• _Job_
Write out all the material exactly. Leave nothing out.

### Listed records

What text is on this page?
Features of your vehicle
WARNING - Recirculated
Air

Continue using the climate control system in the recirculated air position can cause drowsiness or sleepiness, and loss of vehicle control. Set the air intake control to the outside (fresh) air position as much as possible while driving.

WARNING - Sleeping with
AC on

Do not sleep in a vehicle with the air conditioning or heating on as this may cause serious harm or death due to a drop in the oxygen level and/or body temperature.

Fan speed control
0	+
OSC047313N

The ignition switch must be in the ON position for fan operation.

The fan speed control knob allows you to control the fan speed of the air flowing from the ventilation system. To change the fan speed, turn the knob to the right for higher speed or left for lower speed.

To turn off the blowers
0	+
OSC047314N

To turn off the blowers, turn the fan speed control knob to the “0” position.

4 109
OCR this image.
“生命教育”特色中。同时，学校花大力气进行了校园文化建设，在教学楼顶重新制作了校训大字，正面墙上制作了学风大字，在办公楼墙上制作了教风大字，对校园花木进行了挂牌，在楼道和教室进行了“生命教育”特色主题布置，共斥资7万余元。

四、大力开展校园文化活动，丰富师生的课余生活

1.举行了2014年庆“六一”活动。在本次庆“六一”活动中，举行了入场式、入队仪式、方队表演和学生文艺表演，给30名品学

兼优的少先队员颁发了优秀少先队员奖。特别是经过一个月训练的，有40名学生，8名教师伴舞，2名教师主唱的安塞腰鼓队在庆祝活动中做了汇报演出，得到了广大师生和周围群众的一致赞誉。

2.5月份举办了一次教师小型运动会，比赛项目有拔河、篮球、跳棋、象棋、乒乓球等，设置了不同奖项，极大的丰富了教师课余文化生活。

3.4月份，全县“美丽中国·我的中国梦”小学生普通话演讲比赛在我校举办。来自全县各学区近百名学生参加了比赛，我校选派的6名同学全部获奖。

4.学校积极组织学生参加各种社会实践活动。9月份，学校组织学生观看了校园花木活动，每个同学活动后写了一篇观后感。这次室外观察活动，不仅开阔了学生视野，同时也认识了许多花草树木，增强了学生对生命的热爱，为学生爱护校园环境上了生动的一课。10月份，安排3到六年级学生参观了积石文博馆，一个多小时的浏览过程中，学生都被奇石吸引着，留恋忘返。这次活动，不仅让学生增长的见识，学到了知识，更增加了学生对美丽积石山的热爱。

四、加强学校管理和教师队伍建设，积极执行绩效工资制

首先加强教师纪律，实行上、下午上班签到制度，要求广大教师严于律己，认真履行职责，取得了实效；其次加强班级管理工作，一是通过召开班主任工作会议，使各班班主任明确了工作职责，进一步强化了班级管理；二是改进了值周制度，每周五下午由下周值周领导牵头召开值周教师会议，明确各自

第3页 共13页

######

• _Exercise solution_
What text is on this page?
Features of your vehicle
WARNING - Recirculated
Air

Continue using the climate control system in the recirculated air position can cause drowsiness or sleepiness, and loss of vehicle control. Set the air intake control to the outside (fresh) air position as much as possible while driving.

WARNING - Sleeping with
AC on

Do not sleep in a vehicle with the air conditioning or heating on as this may cause serious harm or death due to a drop in the oxygen level and/or body temperature.

Fan speed control
0	+
OSC047313N

The ignition switch must be in the ON position for fan operation.

The fan speed control knob allows you to control the fan speed of the air flowing from the ventilation system. To change the fan speed, turn the knob to the right for higher speed or left for lower speed.

To turn off the blowers
0	+
OSC047314N

To turn off the blowers, turn the fan speed control knob to the “0” position.

4 109
OCR this image.
“生命教育”特色中。同时，学校花大力气进行了校园文化建设，在教学楼顶重新制作了校训大字，正面墙上制作了学风大字，在办公楼墙上制作了教风大字，对校园花木进行了挂牌，在楼道和教室进行了“生命教育”特色主题布置，共斥资7万余元。

四、大力开展校园文化活动，丰富师生的课余生活

1.举行了2014年庆“六一”活动。在本次庆“六一”活动中，举行了入场式、入队仪式、方队表演和学生文艺表演，给30名品学

兼优的少先队员颁发了优秀少先队员奖。特别是经过一个月训练的，有40名学生，8名教师伴舞，2名教师主唱的安塞腰鼓队在庆祝活动中做了汇报演出，得到了广大师生和周围群众的一致赞誉。

2.5月份举办了一次教师小型运动会，比赛项目有拔河、篮球、跳棋、象棋、乒乓球等，设置了不同奖项，极大的丰富了教师课余文化生活。

3.4月份，全县“美丽中国·我的中国梦”小学生普通话演讲比赛在我校举办。来自全县各学区近百名学生参加了比赛，我校选派的6名同学全部获奖。

4.学校积极组织学生参加各种社会实践活动。9月份，学校组织学生观看了校园花木活动，每个同学活动后写了一篇观后感。这次室外观察活动，不仅开阔了学生视野，同时也认识了许多花草树木，增强了学生对生命的热爱，为学生爱护校园环境上了生动的一课。10月份，安排3到六年级学生参观了积石文博馆，一个多小时的浏览过程中，学生都被奇石吸引着，留恋忘返。这次活动，不仅让学生增长的见识，学到了知识，更增加了学生对美丽积石山的热爱。

四、加强学校管理和教师队伍建设，积极执行绩效工资制

首先加强教师纪律，实行上、下午上班签到制度，要求广大教师严于律己，认真履行职责，取得了实效；其次加强班级管理工作，一是通过召开班主任工作会议，使各班班主任明确了工作职责，进一步强化了班级管理；二是改进了值周制度，每周五下午由下周值周领导牵头召开值周教师会议，明确各自

第3页 共13页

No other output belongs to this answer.